* [ZIEL DER ÜBUNG] Fasse den Absatz im Text über die EEG-Novelle, der mit „Die Bundesregierung hat den Gesetzentwurf“ beginnt, als kurze Stichpunktliste zusammen, ohne seine wichtigsten Fakten auszulassen.

* [QUELLTEXT]
Branche zieht vor Gericht

Die Bundesregierung hat den Gesetzentwurf zur EEG-Novelle kommentarlos durchgewinkt. Offensichtlich wollte sich im Kabinett keiner mit der Regierungsspitze aus Angela Merkel und Sigmar Gabriel anlegen. Obwohl aus dem Justizministerium Zweifel ruchbar werden, dass sich die Reform, so wie sie jetzt im Gesetzentwurf steht, überhaupt auf dem Boden der Legalität befindet, hat niemand das Gesellenstück des Bundeswirtschaftsministers zurückgewiesen oder auch nur eine Verbesserung angemahnt. Zwar ist das letzte Wort noch nicht gesprochen. Entsprechende Signale aus dem Lager der Regierungsparteien sind beim Bundesverband Solarwirtschaft (BSW Solar) und beim Verbraucherschutz schon angekommen. Doch inzwischen hat Gabriel so viel Verhandlungsmasse in das Gesetz schreiben lassen, dass die Branchen auf jeden Fall Federn lassen müssen. Die entscheidende Frage ist nur, wo die Einschränkungen gemacht werden. Beim solaren Eigenverbrauch geht es mehr als nur um einen weißen Elefanten. Damit wird sich die Zukunft der Branche in Deutschland entscheiden.

Angst vor Kontrollverlust

Inzwischen hat die Bundesregierung die Macht über die Entwicklung vor allem bei der Photovoltaik verloren. Der letzte Versuch war die Altmaier-Rösler-Reform aus dem Jahr 2012. Damals hatten die beiden Politiker noch die Förderung und die Einspeisevergütung als Hebel, mit dem sie die Photovoltaik zum Erliegen bringen wollten. Leichten Fußes bewegten sich die Photovoltaik als Technologie der dezentralen Energieversorgung mit rasanten Steigerungsraten. Inzwischen hat die einstige Nischentechnologie nennenswerte Teile der deutschen Stromversorgung – sehr zum Missfallen der etablierten Stromriesen mit ihren schwerfälligen zentralen Großkraftwerken. Doch während Rösler und Altmaier weitgehend von der Bildfläche verschwunden sind, gibt es den deutschen Photovoltaikmarkt noch, auch wenn er seither mit einem moderaten Zubauzahlen auskommen muss. Der Eigenverbrauch treibt den Markt an. Wieder einmal ist Deutschland Vorreiter. Immerhin gibt es eine wenn auch alles andere als üppige Förderung der Solarstromspeicher. Inzwischen ist die Technologie so billig geworden, dass sie mit legalen politischen Mitteln nicht mehr aufzuhalten ist.

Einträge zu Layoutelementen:
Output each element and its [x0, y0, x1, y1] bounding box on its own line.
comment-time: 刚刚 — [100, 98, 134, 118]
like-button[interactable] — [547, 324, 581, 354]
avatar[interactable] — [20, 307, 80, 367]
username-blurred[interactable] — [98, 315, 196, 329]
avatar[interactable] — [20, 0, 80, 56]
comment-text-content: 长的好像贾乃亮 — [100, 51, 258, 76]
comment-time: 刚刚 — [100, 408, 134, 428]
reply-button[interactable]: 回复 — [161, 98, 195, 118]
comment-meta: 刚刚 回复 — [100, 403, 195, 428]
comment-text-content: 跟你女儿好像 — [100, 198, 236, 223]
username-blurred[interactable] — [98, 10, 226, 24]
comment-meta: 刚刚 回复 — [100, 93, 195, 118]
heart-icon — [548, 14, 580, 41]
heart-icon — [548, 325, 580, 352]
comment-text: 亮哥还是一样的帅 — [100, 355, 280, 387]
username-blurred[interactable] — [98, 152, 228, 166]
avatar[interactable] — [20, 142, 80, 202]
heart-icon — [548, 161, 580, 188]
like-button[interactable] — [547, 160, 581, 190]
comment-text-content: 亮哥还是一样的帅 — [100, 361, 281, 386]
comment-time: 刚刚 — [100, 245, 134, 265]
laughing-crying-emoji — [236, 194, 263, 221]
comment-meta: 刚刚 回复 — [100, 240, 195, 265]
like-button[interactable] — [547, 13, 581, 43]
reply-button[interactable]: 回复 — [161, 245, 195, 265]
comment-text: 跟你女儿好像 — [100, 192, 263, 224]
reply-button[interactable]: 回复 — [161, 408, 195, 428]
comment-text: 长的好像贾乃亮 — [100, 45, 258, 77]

* [LÖSUNG]
- Die Bundesregierung hat den Gesetzentwurf zur EEG-Novelle ohne Kommentar gebilligt; offenbar wollte sich im Kabinett niemand mit Angela Merkel und Sigmar Gabriel anlegen.
- Obwohl aus dem Justizministerium Zweifel an der Rechtmäßigkeit der Reform bekannt werden, hat niemand den Entwurf zurückgewiesen oder eine Verbesserung verlangt.
- Das letzte Wort ist noch nicht gesprochen; Signale aus den Regierungsparteien sind beim BSW Solar und beim Verbraucherschutz angekommen.
- Gabriel hat so viel Verhandlungsmasse ins Gesetz schreiben lassen, dass die Branchen in jedem Fall Einbußen hinnehmen müssen; offen ist nur, wo die Einschränkungen kommen.
- Am solaren Eigenverbrauch wird sich die Zukunft der Branche in Deutschland entscheiden.